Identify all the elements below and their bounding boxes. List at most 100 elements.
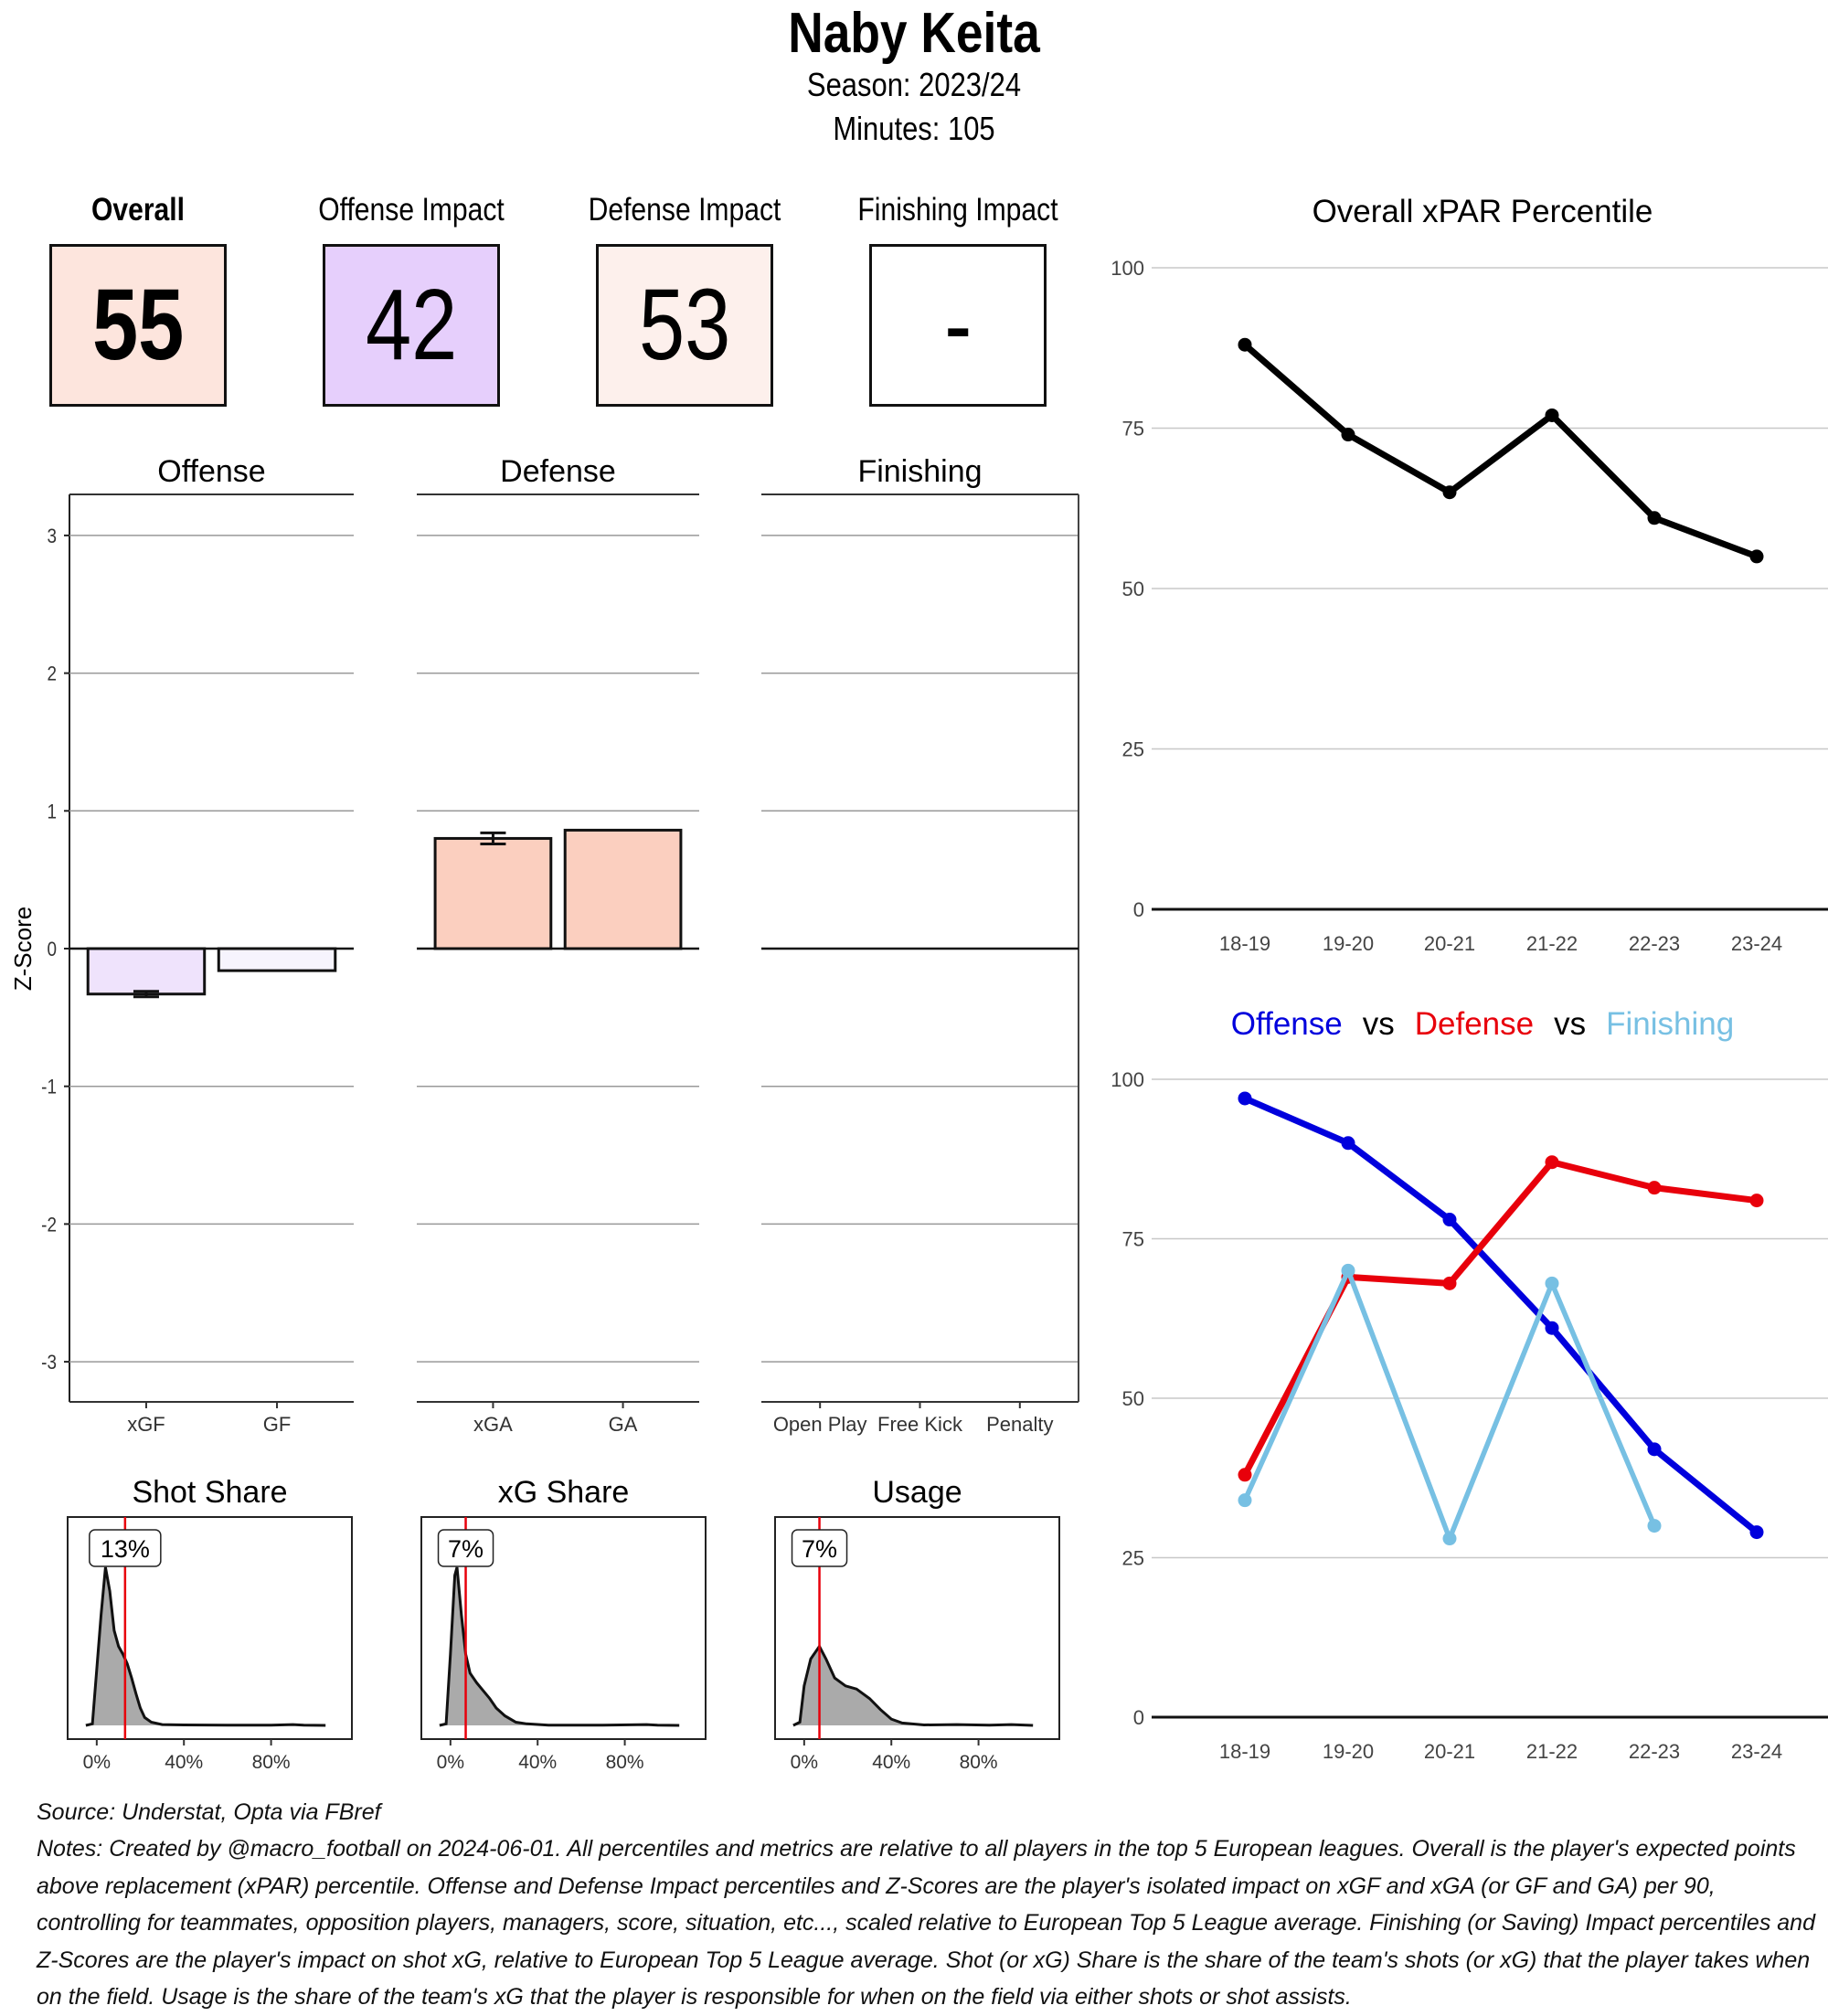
player-value-label-box	[791, 1529, 848, 1567]
y-tick-label: 0	[1133, 1706, 1144, 1729]
data-point	[1545, 408, 1559, 422]
card-value-box: 42	[323, 244, 500, 407]
y-tick-label: -2	[41, 1214, 57, 1236]
data-point	[1442, 1276, 1457, 1290]
distribution-title: Shot Share	[132, 1475, 287, 1510]
x-tick-label: Penalty	[986, 1413, 1053, 1436]
bar-xgf	[86, 947, 207, 996]
component-line-chart: Offense vs Defense vs Finishing 0 25 50 75 100 18-…	[1111, 1006, 1828, 1763]
card-label: Overall	[90, 192, 186, 228]
x-tick-label: xGF	[127, 1413, 165, 1436]
card-value: 55	[91, 269, 185, 381]
facet-defense: Defense xGA GA	[417, 454, 699, 1436]
distribution-usage: Usage 7% 0% 40% 80%	[774, 1475, 1060, 1773]
y-tick-label: 25	[1122, 1547, 1144, 1570]
series-finishing	[1238, 1263, 1662, 1546]
series-line	[1243, 1095, 1759, 1535]
x-tick-label: 0%	[791, 1752, 818, 1773]
y-axis-label: Z-Score	[9, 907, 37, 991]
x-tick-label: GF	[263, 1413, 292, 1436]
player-name: Naby Keita	[788, 2, 1040, 65]
x-tick-label: 22-23	[1629, 932, 1680, 955]
chart-title: Offense vs Defense vs Finishing	[1231, 1006, 1734, 1042]
x-tick-label: 20-21	[1424, 932, 1475, 955]
x-tick-label: 19-20	[1323, 1740, 1374, 1763]
data-point	[1442, 485, 1457, 500]
y-tick-label: 100	[1111, 257, 1144, 280]
y-tick-label: -1	[41, 1076, 57, 1098]
x-tick-label: 80%	[252, 1752, 291, 1773]
series-overall	[1238, 337, 1764, 564]
distribution-shot-share: Shot Share 13% 0% 40% 80%	[67, 1475, 353, 1773]
x-tick-label: 80%	[960, 1752, 998, 1773]
x-tick-label: 18-19	[1219, 932, 1270, 955]
y-tick-label: 25	[1122, 738, 1144, 761]
x-tick-label: 19-20	[1323, 932, 1374, 955]
y-tick-label: 75	[1122, 1228, 1144, 1251]
y-tick-label: 100	[1111, 1068, 1144, 1091]
density-area	[792, 1646, 1034, 1725]
density-area	[439, 1567, 680, 1725]
distribution-title: xG Share	[498, 1475, 630, 1510]
title-part-vs: vs	[1363, 1006, 1395, 1042]
bar-gf	[217, 947, 337, 972]
density-line	[85, 1566, 326, 1727]
x-tick-label: 40%	[872, 1752, 910, 1773]
x-tick-label: Open Play	[773, 1413, 867, 1436]
series-line	[1242, 1268, 1657, 1542]
card-label: Finishing Impact	[857, 192, 1058, 228]
data-point	[1545, 1321, 1559, 1335]
x-tick-label: GA	[609, 1413, 638, 1436]
data-point	[1238, 1468, 1252, 1482]
facet-title: Offense	[157, 454, 265, 489]
data-point	[1341, 428, 1355, 442]
notes-text: Notes: Created by @macro_football on 202…	[37, 1836, 1815, 2010]
data-point	[1545, 1276, 1559, 1290]
player-value-label: 7%	[448, 1535, 484, 1563]
facet-title: Defense	[500, 454, 616, 489]
x-tick-label: 21-22	[1526, 1740, 1578, 1763]
x-tick-label: 18-19	[1219, 1740, 1270, 1763]
player-value-label-box	[89, 1529, 162, 1567]
x-tick-label: 0%	[83, 1752, 111, 1773]
y-tick-label: 50	[1122, 1387, 1144, 1410]
x-tick-label: 22-23	[1629, 1740, 1680, 1763]
x-tick-label: 40%	[165, 1752, 203, 1773]
facet-finishing: Finishing Open Play Free Kick Penalty	[761, 454, 1079, 1436]
x-tick-label: 40%	[518, 1752, 557, 1773]
y-tick-label: 3	[47, 525, 57, 548]
y-tick-label: 0	[47, 939, 57, 961]
x-tick-label: 0%	[437, 1752, 464, 1773]
series-offense	[1238, 1091, 1764, 1540]
data-point	[1341, 1136, 1355, 1151]
data-point	[1647, 1442, 1662, 1457]
title-part-defense: Defense	[1415, 1006, 1534, 1042]
y-tick-label: 2	[47, 663, 57, 685]
data-point	[1749, 1194, 1764, 1208]
density-line	[439, 1566, 680, 1727]
minutes-label: Minutes: 105	[833, 110, 995, 147]
data-point	[1647, 1181, 1662, 1195]
card-value: 53	[638, 269, 731, 381]
data-point	[1341, 1263, 1355, 1278]
x-tick-label: 20-21	[1424, 1740, 1475, 1763]
series-defense	[1238, 1155, 1764, 1482]
data-point	[1442, 1213, 1457, 1227]
x-tick-label: 80%	[606, 1752, 644, 1773]
x-tick-label: 21-22	[1526, 932, 1578, 955]
data-point	[1749, 549, 1764, 564]
data-point	[1238, 337, 1252, 352]
series-line	[1241, 1159, 1758, 1477]
card-label: Offense Impact	[318, 192, 505, 228]
card-label: Defense Impact	[588, 192, 781, 228]
y-tick-label: 0	[1133, 898, 1144, 921]
distribution-title: Usage	[872, 1475, 962, 1510]
y-tick-label: 75	[1122, 418, 1144, 440]
player-value-label: 13%	[101, 1535, 150, 1563]
data-point	[1749, 1525, 1764, 1540]
player-value-label: 7%	[802, 1535, 837, 1563]
overall-xpar-line-chart: Overall xPAR Percentile 0 25 50 75 100 18-19 19…	[1111, 194, 1828, 955]
card-value-box: -	[869, 244, 1047, 407]
facet-offense: Offense xGF GF	[69, 454, 354, 1436]
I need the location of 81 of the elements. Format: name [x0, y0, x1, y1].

══════

TASK GOAL. Locate each line in the data above that includes the string "density", and copy those lines out in full.

REPLY TO THE EXERCISE.
density-area	[792, 1646, 1034, 1725]
density-area	[439, 1567, 680, 1725]
density-line	[85, 1566, 326, 1727]
density-line	[439, 1566, 680, 1727]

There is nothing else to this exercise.